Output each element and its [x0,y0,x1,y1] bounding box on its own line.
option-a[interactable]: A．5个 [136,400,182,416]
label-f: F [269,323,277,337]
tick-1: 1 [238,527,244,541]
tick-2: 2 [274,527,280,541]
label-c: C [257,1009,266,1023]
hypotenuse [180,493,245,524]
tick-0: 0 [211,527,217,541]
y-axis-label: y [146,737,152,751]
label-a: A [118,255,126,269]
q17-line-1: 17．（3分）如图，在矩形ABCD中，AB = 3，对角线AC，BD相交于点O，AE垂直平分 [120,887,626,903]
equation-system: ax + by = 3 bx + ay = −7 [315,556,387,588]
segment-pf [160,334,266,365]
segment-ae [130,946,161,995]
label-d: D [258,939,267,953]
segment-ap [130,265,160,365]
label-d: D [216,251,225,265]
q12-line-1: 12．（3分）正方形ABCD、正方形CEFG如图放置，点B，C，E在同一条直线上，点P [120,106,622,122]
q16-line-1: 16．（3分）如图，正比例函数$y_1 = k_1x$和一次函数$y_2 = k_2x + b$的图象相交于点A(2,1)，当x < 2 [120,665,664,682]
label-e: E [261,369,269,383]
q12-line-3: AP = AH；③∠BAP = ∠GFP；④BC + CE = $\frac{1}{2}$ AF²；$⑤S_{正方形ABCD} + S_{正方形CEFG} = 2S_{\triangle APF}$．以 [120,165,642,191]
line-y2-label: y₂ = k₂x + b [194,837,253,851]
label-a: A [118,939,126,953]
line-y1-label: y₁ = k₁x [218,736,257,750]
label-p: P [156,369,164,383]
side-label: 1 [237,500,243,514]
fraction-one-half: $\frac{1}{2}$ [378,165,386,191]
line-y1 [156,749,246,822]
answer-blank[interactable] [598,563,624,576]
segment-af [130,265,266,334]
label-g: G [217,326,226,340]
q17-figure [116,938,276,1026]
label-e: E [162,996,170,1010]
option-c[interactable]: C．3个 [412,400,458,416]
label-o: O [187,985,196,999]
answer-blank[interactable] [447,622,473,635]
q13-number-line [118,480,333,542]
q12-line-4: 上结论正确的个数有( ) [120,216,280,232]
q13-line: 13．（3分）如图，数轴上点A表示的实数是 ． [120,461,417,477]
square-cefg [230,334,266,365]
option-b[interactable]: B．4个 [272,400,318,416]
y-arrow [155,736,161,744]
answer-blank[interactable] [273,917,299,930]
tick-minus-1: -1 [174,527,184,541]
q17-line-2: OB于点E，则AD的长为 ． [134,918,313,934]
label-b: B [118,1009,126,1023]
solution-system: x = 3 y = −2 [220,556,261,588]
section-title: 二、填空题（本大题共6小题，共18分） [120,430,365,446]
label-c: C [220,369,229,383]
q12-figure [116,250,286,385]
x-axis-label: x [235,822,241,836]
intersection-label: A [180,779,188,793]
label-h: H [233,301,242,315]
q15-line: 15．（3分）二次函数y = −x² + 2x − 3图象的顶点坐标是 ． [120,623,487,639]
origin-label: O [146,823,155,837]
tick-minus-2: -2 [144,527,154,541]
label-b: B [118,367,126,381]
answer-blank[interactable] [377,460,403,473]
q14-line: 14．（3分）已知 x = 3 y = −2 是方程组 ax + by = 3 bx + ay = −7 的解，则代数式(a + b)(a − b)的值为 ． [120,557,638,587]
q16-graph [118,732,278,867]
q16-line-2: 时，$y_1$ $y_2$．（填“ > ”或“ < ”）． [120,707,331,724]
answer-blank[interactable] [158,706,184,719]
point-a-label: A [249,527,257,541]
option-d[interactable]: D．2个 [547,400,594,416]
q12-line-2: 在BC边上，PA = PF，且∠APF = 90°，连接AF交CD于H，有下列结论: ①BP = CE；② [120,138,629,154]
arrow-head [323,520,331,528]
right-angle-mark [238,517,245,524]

What to do: Reproduce each of the entries above verbatim, one line at a time, without changing any character.

Solved problem:
Output each element and its [x0,y0,x1,y1] bounding box on its own line.
option-a[interactable]: A．5个 [136,400,182,416]
label-f: F [269,323,277,337]
tick-1: 1 [238,527,244,541]
tick-2: 2 [274,527,280,541]
label-c: C [257,1009,266,1023]
hypotenuse [180,493,245,524]
tick-0: 0 [211,527,217,541]
y-axis-label: y [146,737,152,751]
label-a: A [118,255,126,269]
q17-line-1: 17．（3分）如图，在矩形ABCD中，AB = 3，对角线AC，BD相交于点O，AE垂直平分 [120,887,626,903]
equation-system: ax + by = 3 bx + ay = −7 [315,556,387,588]
segment-pf [160,334,266,365]
segment-ae [130,946,161,995]
label-d: D [258,939,267,953]
segment-ap [130,265,160,365]
label-d: D [216,251,225,265]
q12-line-1: 12．（3分）正方形ABCD、正方形CEFG如图放置，点B，C，E在同一条直线上，点P [120,106,622,122]
q16-line-1: 16．（3分）如图，正比例函数$y_1 = k_1x$和一次函数$y_2 = k_2x + b$的图象相交于点A(2,1)，当x < 2 [120,665,664,682]
label-e: E [261,369,269,383]
q12-line-3: AP = AH；③∠BAP = ∠GFP；④BC + CE = $\frac{1}{2}$ AF²；$⑤S_{正方形ABCD} + S_{正方形CEFG} = 2S_{\triangle APF}$．以 [120,165,642,191]
line-y2-label: y₂ = k₂x + b [194,837,253,851]
label-a: A [118,939,126,953]
line-y1-label: y₁ = k₁x [218,736,257,750]
label-p: P [156,369,164,383]
side-label: 1 [237,500,243,514]
fraction-one-half: $\frac{1}{2}$ [378,165,386,191]
line-y1 [156,749,246,822]
answer-blank[interactable] [598,563,624,576]
segment-af [130,265,266,334]
label-g: G [217,326,226,340]
q17-figure [116,938,276,1026]
label-e: E [162,996,170,1010]
option-c[interactable]: C．3个 [412,400,458,416]
label-o: O [187,985,196,999]
answer-blank[interactable] [447,622,473,635]
q13-number-line [118,480,333,542]
q12-line-4: 上结论正确的个数有( ) [120,216,280,232]
q13-line: 13．（3分）如图，数轴上点A表示的实数是 ． [120,461,417,477]
square-cefg [230,334,266,365]
option-b[interactable]: B．4个 [272,400,318,416]
y-arrow [155,736,161,744]
answer-blank[interactable] [273,917,299,930]
tick-minus-1: -1 [174,527,184,541]
q17-line-2: OB于点E，则AD的长为 ． [134,918,313,934]
label-b: B [118,1009,126,1023]
solution-system: x = 3 y = −2 [220,556,261,588]
section-title: 二、填空题（本大题共6小题，共18分） [120,430,365,446]
label-c: C [220,369,229,383]
q12-figure [116,250,286,385]
x-axis-label: x [235,822,241,836]
intersection-label: A [180,779,188,793]
label-h: H [233,301,242,315]
q15-line: 15．（3分）二次函数y = −x² + 2x − 3图象的顶点坐标是 ． [120,623,487,639]
origin-label: O [146,823,155,837]
tick-minus-2: -2 [144,527,154,541]
label-b: B [118,367,126,381]
answer-blank[interactable] [377,460,403,473]
q14-line: 14．（3分）已知 x = 3 y = −2 是方程组 ax + by = 3 bx + ay = −7 的解，则代数式(a + b)(a − b)的值为 ． [120,557,638,587]
q16-graph [118,732,278,867]
q16-line-2: 时，$y_1$ $y_2$．（填“ > ”或“ < ”）． [120,707,331,724]
answer-blank[interactable] [158,706,184,719]
point-a-label: A [249,527,257,541]
option-d[interactable]: D．2个 [547,400,594,416]
q12-line-2: 在BC边上，PA = PF，且∠APF = 90°，连接AF交CD于H，有下列结论: ①BP = CE；② [120,138,629,154]
arrow-head [323,520,331,528]
right-angle-mark [238,517,245,524]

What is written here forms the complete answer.